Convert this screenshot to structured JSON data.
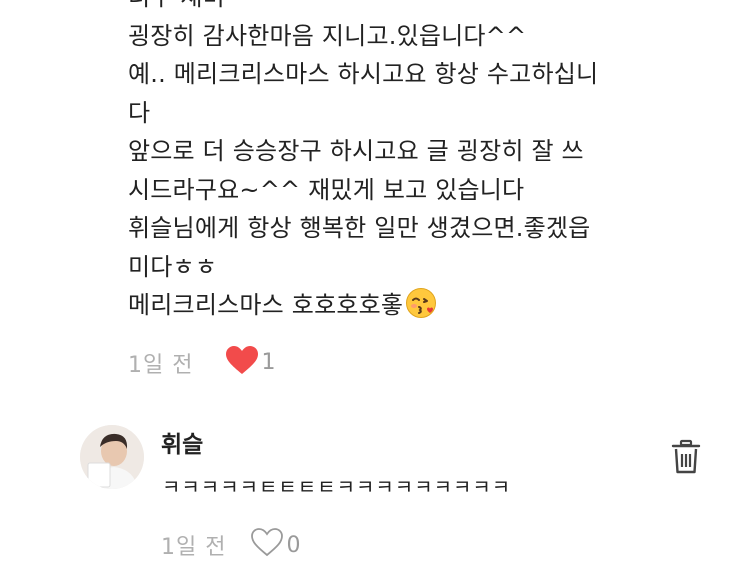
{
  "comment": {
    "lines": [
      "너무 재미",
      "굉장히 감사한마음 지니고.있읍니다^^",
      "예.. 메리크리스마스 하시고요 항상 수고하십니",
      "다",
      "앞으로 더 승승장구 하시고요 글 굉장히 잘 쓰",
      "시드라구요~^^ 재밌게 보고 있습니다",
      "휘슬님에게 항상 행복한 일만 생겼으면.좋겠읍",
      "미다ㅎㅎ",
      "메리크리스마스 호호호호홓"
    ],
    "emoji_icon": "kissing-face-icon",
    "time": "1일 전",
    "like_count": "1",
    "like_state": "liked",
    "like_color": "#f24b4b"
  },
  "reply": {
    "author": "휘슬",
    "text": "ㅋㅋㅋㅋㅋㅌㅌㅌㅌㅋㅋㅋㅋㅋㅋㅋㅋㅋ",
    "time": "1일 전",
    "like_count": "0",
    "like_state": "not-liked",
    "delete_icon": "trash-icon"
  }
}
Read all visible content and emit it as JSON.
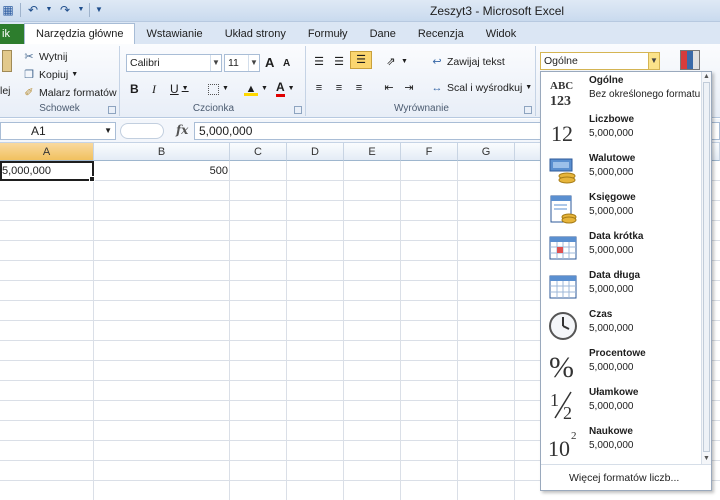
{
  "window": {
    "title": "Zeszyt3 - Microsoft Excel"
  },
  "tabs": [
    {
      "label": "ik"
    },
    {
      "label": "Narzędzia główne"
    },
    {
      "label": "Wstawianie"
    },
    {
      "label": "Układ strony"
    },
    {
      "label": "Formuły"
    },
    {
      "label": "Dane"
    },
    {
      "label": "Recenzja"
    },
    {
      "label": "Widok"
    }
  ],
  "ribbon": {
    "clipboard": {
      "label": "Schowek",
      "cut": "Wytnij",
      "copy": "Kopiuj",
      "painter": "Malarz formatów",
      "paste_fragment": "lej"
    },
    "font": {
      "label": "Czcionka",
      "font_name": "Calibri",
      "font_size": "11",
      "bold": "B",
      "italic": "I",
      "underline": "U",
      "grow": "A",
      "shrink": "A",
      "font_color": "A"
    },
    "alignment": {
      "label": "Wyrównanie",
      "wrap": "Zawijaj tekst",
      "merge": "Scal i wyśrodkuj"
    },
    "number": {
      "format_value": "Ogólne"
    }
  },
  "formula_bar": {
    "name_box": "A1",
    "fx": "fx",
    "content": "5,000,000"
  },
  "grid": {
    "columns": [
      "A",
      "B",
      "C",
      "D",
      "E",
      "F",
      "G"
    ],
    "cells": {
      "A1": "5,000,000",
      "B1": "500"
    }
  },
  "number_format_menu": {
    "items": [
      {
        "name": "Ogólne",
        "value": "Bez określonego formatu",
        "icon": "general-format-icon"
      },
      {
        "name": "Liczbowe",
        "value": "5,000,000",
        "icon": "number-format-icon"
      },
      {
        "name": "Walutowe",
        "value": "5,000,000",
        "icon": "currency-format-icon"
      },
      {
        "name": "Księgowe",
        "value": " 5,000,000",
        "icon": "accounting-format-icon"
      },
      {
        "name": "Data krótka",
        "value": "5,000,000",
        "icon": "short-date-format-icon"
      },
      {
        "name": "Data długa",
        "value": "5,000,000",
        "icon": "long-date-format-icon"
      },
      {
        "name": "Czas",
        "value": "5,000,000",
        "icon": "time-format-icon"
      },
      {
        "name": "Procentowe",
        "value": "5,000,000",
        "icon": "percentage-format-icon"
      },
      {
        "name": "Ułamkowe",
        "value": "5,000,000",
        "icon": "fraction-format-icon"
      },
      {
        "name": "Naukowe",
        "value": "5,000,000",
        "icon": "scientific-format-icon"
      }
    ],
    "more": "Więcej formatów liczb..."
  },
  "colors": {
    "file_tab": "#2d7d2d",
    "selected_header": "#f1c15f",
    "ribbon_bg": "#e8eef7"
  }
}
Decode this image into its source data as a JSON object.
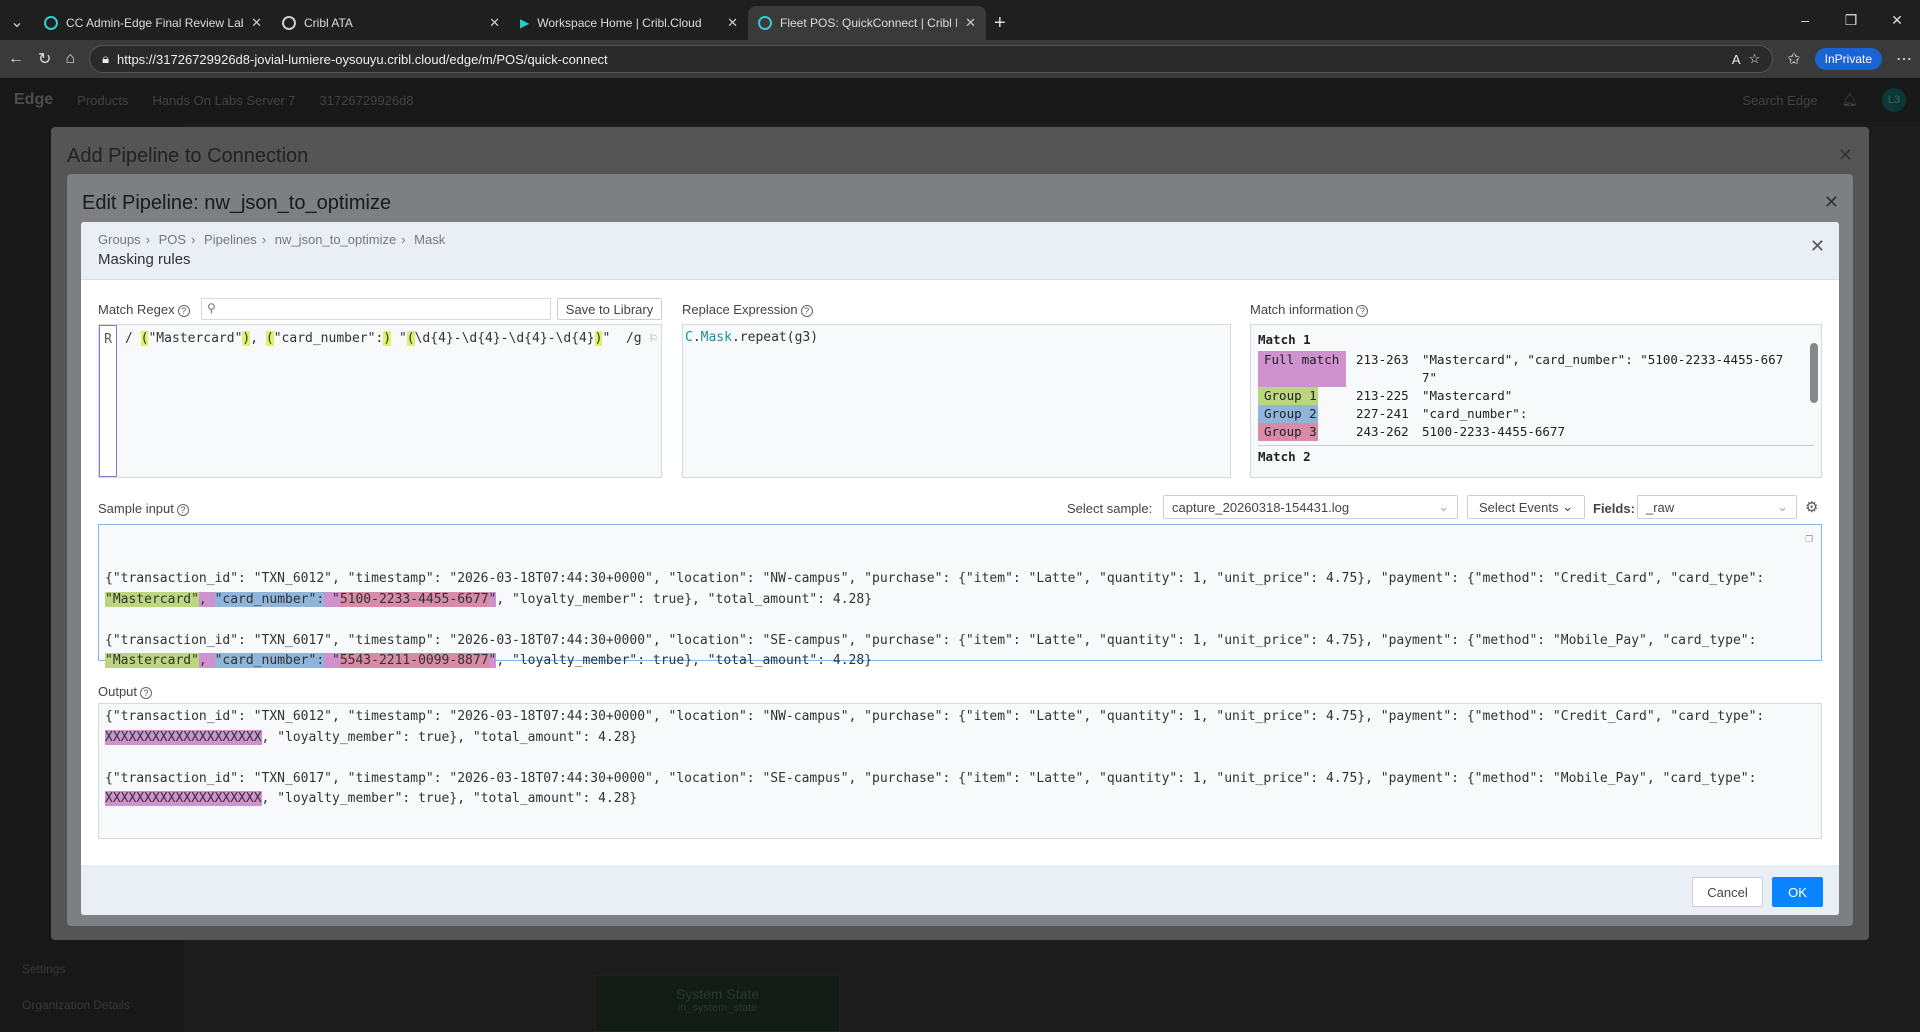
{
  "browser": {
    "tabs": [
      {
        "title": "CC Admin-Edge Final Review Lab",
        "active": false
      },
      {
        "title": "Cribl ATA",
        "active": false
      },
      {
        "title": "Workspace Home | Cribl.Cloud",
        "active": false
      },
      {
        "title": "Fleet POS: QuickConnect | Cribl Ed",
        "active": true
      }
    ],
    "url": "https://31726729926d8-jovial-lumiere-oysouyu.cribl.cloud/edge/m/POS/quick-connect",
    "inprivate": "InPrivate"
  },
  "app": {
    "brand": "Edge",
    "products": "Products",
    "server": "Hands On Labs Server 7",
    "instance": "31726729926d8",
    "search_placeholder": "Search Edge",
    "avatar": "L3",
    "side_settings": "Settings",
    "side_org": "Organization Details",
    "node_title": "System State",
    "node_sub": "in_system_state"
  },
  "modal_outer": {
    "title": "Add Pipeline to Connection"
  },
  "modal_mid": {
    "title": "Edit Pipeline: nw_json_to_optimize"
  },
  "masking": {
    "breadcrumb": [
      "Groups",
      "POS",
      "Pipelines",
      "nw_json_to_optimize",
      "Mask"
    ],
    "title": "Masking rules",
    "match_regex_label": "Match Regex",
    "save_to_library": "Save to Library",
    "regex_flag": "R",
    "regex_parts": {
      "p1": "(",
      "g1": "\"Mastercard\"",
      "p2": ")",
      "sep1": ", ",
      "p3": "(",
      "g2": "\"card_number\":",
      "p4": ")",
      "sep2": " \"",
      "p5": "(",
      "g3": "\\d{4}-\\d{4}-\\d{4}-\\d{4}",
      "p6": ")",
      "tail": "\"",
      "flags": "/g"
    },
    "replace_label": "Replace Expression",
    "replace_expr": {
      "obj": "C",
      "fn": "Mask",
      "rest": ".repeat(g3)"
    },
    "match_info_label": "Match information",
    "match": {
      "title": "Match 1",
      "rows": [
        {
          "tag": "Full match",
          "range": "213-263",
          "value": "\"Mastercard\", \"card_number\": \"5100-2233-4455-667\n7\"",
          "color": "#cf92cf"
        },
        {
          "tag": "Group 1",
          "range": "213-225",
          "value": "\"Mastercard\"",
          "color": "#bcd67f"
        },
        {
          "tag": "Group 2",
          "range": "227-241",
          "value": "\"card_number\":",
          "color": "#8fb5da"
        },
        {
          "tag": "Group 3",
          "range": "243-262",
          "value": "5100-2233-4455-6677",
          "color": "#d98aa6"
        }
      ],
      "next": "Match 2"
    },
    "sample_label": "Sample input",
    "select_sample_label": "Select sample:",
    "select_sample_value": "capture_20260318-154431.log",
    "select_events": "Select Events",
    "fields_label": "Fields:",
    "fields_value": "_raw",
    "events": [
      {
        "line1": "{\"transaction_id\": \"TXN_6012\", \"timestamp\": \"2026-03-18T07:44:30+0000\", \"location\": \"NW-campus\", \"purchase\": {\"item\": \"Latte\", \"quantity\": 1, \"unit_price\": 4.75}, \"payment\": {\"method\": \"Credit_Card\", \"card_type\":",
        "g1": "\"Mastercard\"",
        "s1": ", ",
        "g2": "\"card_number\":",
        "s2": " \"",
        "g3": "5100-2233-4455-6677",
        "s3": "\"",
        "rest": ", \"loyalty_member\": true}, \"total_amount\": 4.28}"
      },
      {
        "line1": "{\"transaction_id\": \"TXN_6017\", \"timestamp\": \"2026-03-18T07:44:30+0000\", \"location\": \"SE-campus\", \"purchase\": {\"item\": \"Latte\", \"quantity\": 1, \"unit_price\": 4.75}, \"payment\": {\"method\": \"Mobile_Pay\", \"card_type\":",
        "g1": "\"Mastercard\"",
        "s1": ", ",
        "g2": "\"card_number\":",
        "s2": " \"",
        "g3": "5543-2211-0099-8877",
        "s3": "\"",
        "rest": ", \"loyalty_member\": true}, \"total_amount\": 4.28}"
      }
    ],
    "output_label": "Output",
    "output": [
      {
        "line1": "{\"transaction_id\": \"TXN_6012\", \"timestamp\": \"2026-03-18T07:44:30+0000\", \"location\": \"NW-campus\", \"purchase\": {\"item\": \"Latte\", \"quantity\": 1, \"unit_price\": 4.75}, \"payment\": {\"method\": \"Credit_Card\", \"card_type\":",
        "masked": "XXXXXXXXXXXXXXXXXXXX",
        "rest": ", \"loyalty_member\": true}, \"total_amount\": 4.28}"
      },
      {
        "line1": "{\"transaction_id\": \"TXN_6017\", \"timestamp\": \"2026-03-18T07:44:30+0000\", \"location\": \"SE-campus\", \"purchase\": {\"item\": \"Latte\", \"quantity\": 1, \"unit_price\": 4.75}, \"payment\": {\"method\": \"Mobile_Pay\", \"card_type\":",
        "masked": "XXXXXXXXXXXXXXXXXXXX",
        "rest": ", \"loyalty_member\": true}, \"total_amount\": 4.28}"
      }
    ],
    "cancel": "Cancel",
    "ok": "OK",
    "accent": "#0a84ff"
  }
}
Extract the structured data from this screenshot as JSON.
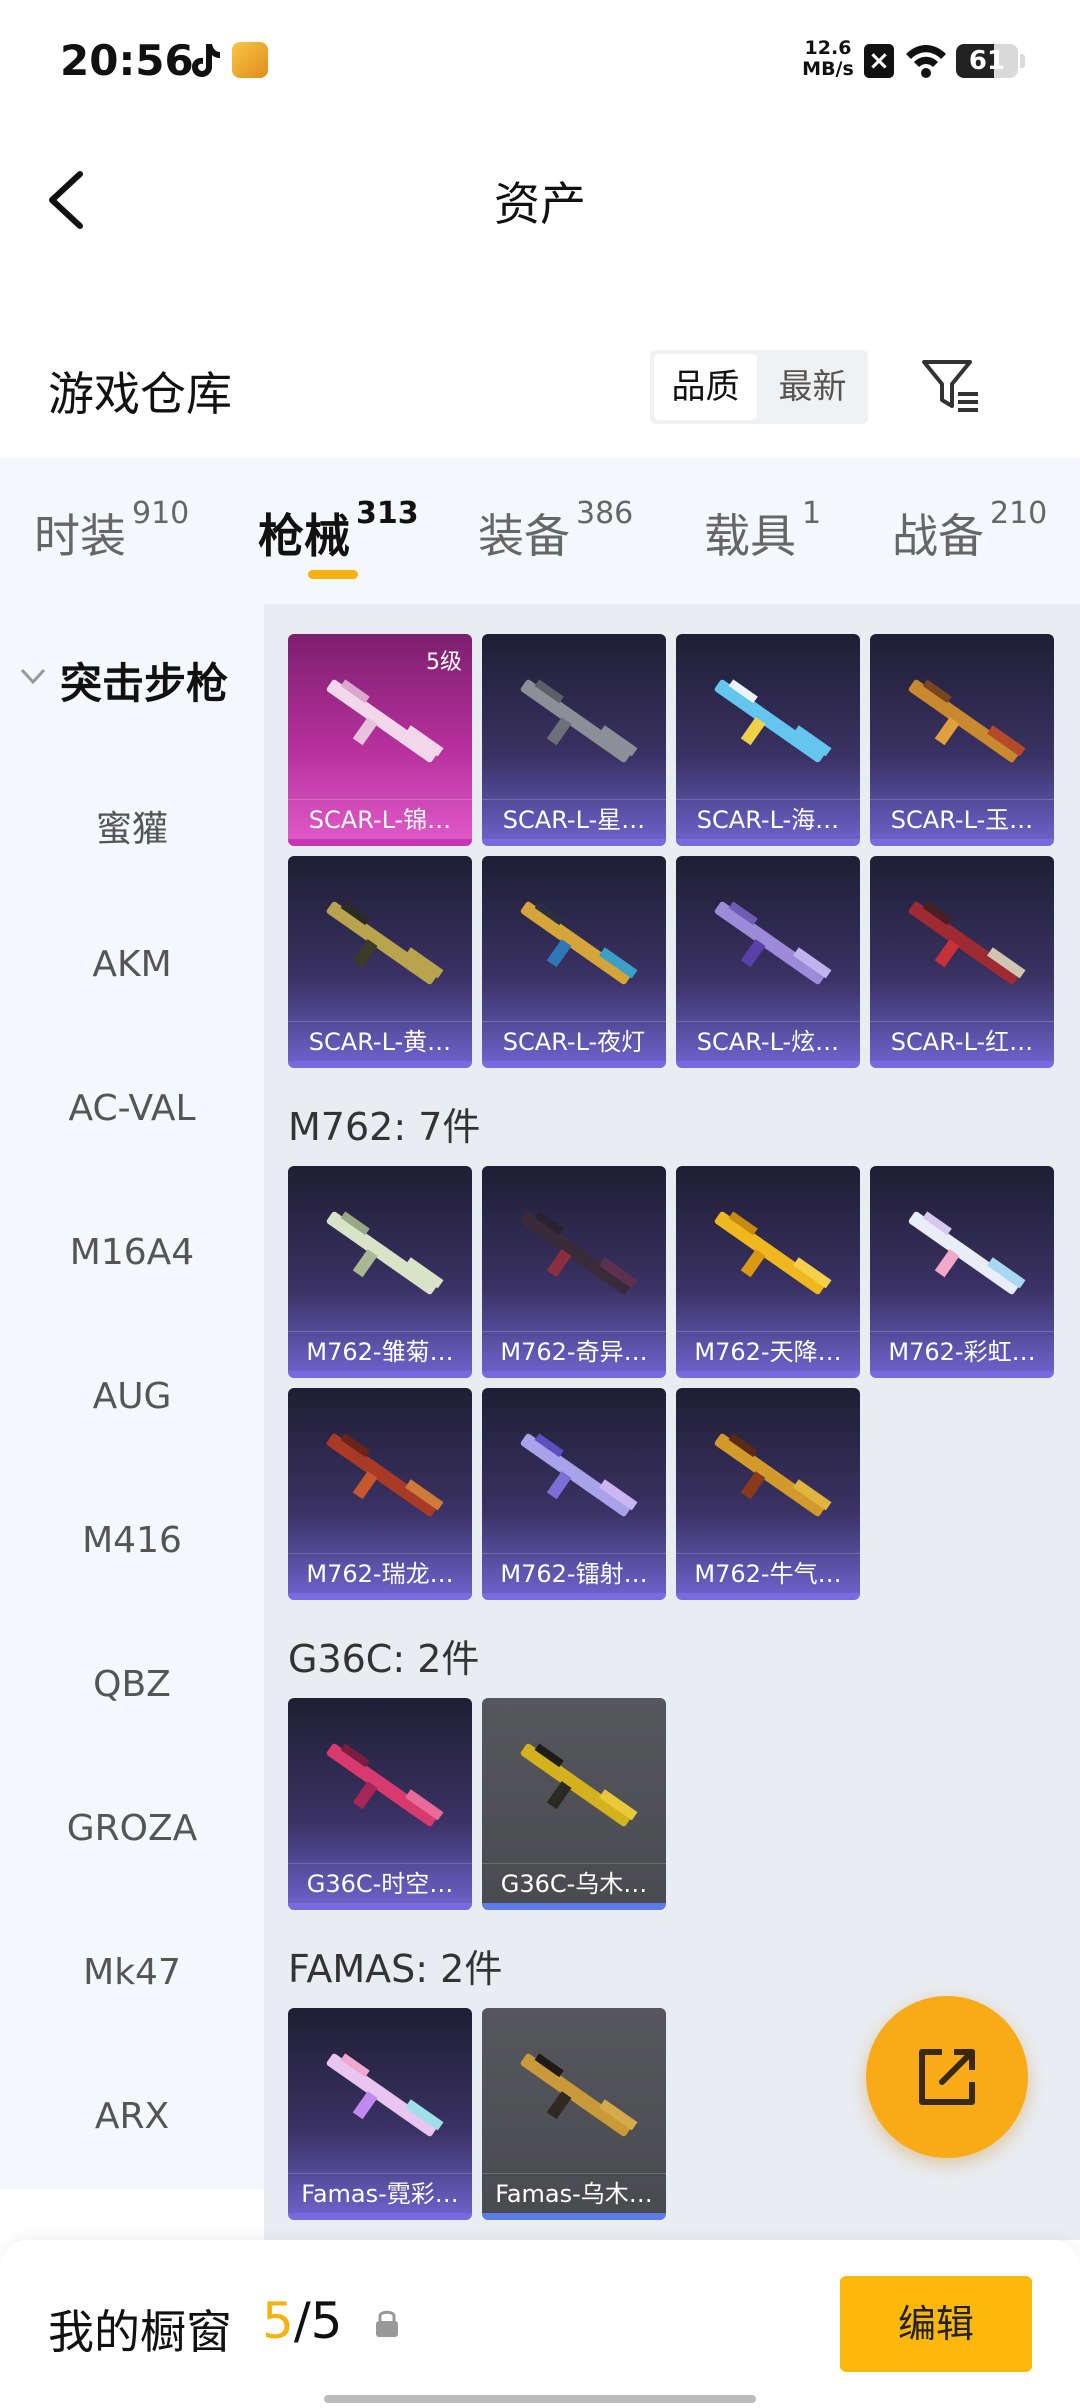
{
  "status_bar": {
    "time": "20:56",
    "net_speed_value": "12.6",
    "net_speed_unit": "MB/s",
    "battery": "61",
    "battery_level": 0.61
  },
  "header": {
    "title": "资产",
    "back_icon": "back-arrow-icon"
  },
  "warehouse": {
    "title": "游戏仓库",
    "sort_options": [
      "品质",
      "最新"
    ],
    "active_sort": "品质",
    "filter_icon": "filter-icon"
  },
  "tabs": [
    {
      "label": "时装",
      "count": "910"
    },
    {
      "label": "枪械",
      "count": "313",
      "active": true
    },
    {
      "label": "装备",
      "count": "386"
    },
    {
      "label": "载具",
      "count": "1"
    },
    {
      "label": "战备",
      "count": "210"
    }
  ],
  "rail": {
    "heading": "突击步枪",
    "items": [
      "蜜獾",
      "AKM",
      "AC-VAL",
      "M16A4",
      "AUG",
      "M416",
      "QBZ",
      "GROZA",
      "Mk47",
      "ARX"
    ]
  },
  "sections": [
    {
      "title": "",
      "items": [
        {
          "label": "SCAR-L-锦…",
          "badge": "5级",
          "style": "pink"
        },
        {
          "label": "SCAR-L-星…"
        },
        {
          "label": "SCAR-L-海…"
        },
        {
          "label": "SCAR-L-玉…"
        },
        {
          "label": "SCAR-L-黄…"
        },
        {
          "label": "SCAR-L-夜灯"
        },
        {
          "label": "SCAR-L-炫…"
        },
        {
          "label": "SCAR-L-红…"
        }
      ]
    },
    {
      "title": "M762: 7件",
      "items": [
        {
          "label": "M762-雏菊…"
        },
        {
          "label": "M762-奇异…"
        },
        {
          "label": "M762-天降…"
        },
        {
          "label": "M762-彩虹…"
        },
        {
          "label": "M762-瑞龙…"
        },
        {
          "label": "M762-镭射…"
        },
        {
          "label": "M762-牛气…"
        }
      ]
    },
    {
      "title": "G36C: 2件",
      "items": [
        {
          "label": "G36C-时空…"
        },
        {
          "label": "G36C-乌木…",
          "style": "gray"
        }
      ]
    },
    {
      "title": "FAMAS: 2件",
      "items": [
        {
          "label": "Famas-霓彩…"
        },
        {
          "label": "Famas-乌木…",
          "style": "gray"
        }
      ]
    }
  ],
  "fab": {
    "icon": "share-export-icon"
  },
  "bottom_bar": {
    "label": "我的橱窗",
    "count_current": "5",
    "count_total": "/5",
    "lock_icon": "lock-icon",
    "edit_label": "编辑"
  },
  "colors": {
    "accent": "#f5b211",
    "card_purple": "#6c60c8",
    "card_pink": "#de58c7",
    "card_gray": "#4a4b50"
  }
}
------
### Task description
Take every line from the data that contains the word "date".

### Response to the task
        "icon": "short-date-format-icon"
        "icon": "long-date-format-icon"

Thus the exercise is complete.